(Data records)
+--

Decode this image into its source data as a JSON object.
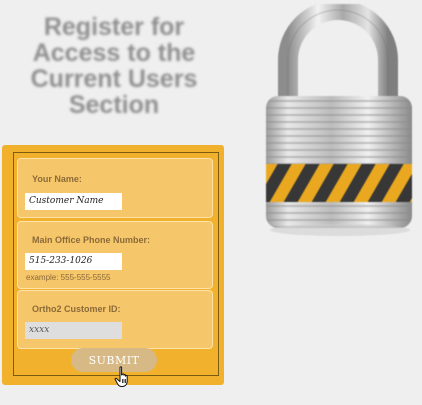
{
  "heading": {
    "line1": "Register for",
    "line2": "Access to the",
    "line3": "Current Users",
    "line4": "Section"
  },
  "form": {
    "name": {
      "label": "Your Name:",
      "value": "Customer Name"
    },
    "phone": {
      "label": "Main Office Phone Number:",
      "value": "515-233-1026",
      "hint": "example: 555-555-5555"
    },
    "customer_id": {
      "label": "Ortho2 Customer ID:",
      "value": "xxxx"
    },
    "submit_label": "SUBMIT"
  },
  "colors": {
    "background": "#efefef",
    "panel": "#f1b12c",
    "field_box": "#f6c66a",
    "heading_text": "#8f8f8f",
    "submit_button": "#d7b985"
  },
  "icons": {
    "lock": "padlock-icon",
    "cursor": "hand-pointer-icon"
  }
}
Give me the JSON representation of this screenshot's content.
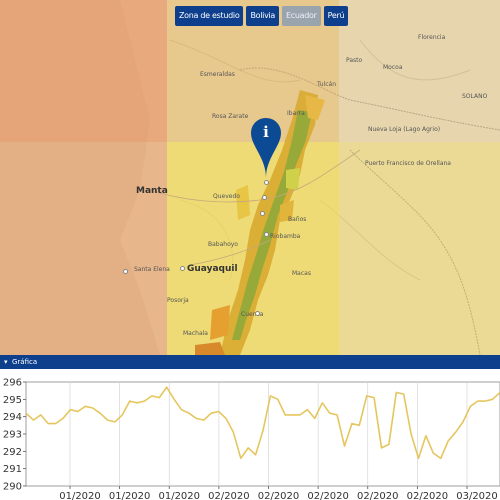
{
  "tabs": [
    {
      "label": "Zona de estudio",
      "active": false
    },
    {
      "label": "Bolivia",
      "active": false
    },
    {
      "label": "Ecuador",
      "active": true
    },
    {
      "label": "Perú",
      "active": false
    }
  ],
  "pin": {
    "label": "i"
  },
  "places": {
    "florencia": "Florencia",
    "mocoa": "Mocoa",
    "pasto": "Pasto",
    "solano": "SOLANO",
    "esmeraldas": "Esmeraldas",
    "tulcan": "Tulcán",
    "ibarra": "Ibarra",
    "rosa_zarate": "Rosa Zarate",
    "nueva_loja": "Nueva Loja (Lago Agrio)",
    "pto_orellana": "Puerto Francisco de Orellana",
    "manta": "Manta",
    "quevedo": "Quevedo",
    "banos": "Baños",
    "riobamba": "Riobamba",
    "babahoyo": "Babahoyo",
    "guayaquil": "Guayaquil",
    "santa_elena": "Santa Elena",
    "macas": "Macas",
    "posorja": "Posorja",
    "cuenca": "Cuenca",
    "machala": "Machala"
  },
  "panel": {
    "toggle": "▾",
    "title": "Gráfica"
  },
  "chart_data": {
    "type": "line",
    "color": "#e5c65e",
    "ylim": [
      290,
      296
    ],
    "yticks": [
      290,
      291,
      292,
      293,
      294,
      295,
      296
    ],
    "xtick_labels": [
      "01/2020",
      "01/2020",
      "01/2020",
      "02/2020",
      "02/2020",
      "02/2020",
      "02/2020",
      "02/2020",
      "03/2020"
    ],
    "values": [
      294.2,
      293.8,
      294.1,
      293.6,
      293.6,
      293.9,
      294.4,
      294.3,
      294.6,
      294.5,
      294.2,
      293.8,
      293.7,
      294.1,
      294.9,
      294.8,
      294.9,
      295.2,
      295.1,
      295.7,
      295.0,
      294.4,
      294.2,
      293.9,
      293.8,
      294.2,
      294.3,
      293.9,
      293.1,
      291.6,
      292.2,
      291.8,
      293.2,
      295.2,
      295.0,
      294.1,
      294.1,
      294.1,
      294.4,
      293.9,
      294.8,
      294.2,
      294.1,
      292.3,
      293.6,
      293.5,
      295.2,
      295.1,
      292.2,
      292.4,
      295.4,
      295.3,
      293.0,
      291.6,
      292.9,
      291.9,
      291.6,
      292.6,
      293.1,
      293.7,
      294.6,
      294.9,
      294.9,
      295.0,
      295.4
    ]
  }
}
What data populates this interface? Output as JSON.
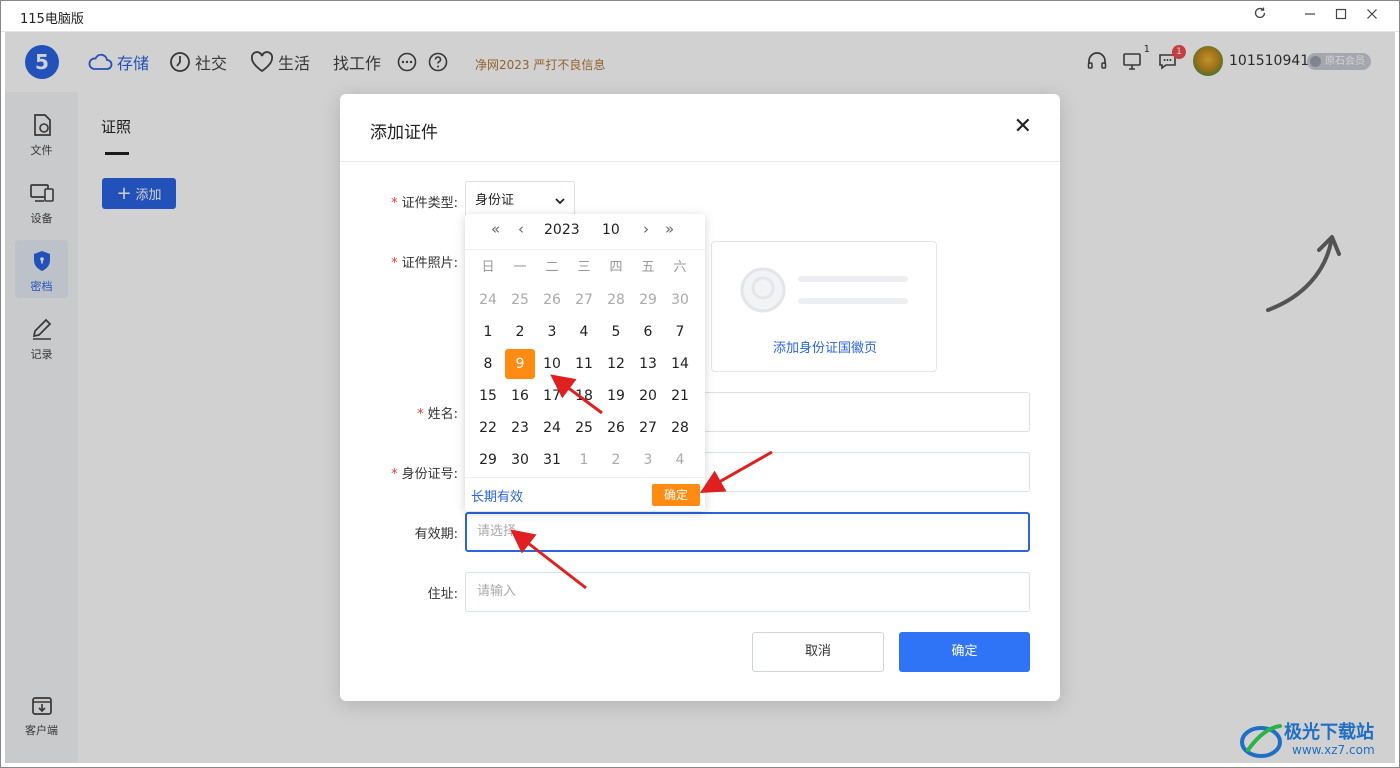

+--

* _Exercise details_:
Leave images out of the retyped records; keep all else exact.

* _Answer in full_:
Decode this image into its source data as a JSON object.
{
  "heading": {
    "line1": "Register for",
    "line2": "Access to the",
    "line3": "Current Users",
    "line4": "Section"
  },
  "form": {
    "name": {
      "label": "Your Name:",
      "value": "Customer Name"
    },
    "phone": {
      "label": "Main Office Phone Number:",
      "value": "515-233-1026",
      "hint": "example: 555-555-5555"
    },
    "customer_id": {
      "label": "Ortho2 Customer ID:",
      "value": "xxxx"
    },
    "submit_label": "SUBMIT"
  },
  "colors": {
    "background": "#efefef",
    "panel": "#f1b12c",
    "field_box": "#f6c66a",
    "heading_text": "#8f8f8f",
    "submit_button": "#d7b985"
  },
  "icons": {
    "lock": "padlock-icon",
    "cursor": "hand-pointer-icon"
  }
}
Give me the JSON representation of this screenshot's content.
{
  "tabs": [
    {
      "label": "Zona de estudio",
      "active": false
    },
    {
      "label": "Bolivia",
      "active": false
    },
    {
      "label": "Ecuador",
      "active": true
    },
    {
      "label": "Perú",
      "active": false
    }
  ],
  "pin": {
    "label": "i"
  },
  "places": {
    "florencia": "Florencia",
    "mocoa": "Mocoa",
    "pasto": "Pasto",
    "solano": "SOLANO",
    "esmeraldas": "Esmeraldas",
    "tulcan": "Tulcán",
    "ibarra": "Ibarra",
    "rosa_zarate": "Rosa Zarate",
    "nueva_loja": "Nueva Loja (Lago Agrio)",
    "pto_orellana": "Puerto Francisco de Orellana",
    "manta": "Manta",
    "quevedo": "Quevedo",
    "banos": "Baños",
    "riobamba": "Riobamba",
    "babahoyo": "Babahoyo",
    "guayaquil": "Guayaquil",
    "santa_elena": "Santa Elena",
    "macas": "Macas",
    "posorja": "Posorja",
    "cuenca": "Cuenca",
    "machala": "Machala"
  },
  "panel": {
    "toggle": "▾",
    "title": "Gráfica"
  },
  "chart_data": {
    "type": "line",
    "color": "#e5c65e",
    "ylim": [
      290,
      296
    ],
    "yticks": [
      290,
      291,
      292,
      293,
      294,
      295,
      296
    ],
    "xtick_labels": [
      "01/2020",
      "01/2020",
      "01/2020",
      "02/2020",
      "02/2020",
      "02/2020",
      "02/2020",
      "02/2020",
      "03/2020"
    ],
    "values": [
      294.2,
      293.8,
      294.1,
      293.6,
      293.6,
      293.9,
      294.4,
      294.3,
      294.6,
      294.5,
      294.2,
      293.8,
      293.7,
      294.1,
      294.9,
      294.8,
      294.9,
      295.2,
      295.1,
      295.7,
      295.0,
      294.4,
      294.2,
      293.9,
      293.8,
      294.2,
      294.3,
      293.9,
      293.1,
      291.6,
      292.2,
      291.8,
      293.2,
      295.2,
      295.0,
      294.1,
      294.1,
      294.1,
      294.4,
      293.9,
      294.8,
      294.2,
      294.1,
      292.3,
      293.6,
      293.5,
      295.2,
      295.1,
      292.2,
      292.4,
      295.4,
      295.3,
      293.0,
      291.6,
      292.9,
      291.9,
      291.6,
      292.6,
      293.1,
      293.7,
      294.6,
      294.9,
      294.9,
      295.0,
      295.4
    ]
  }
}
What data populates this interface? Output as JSON.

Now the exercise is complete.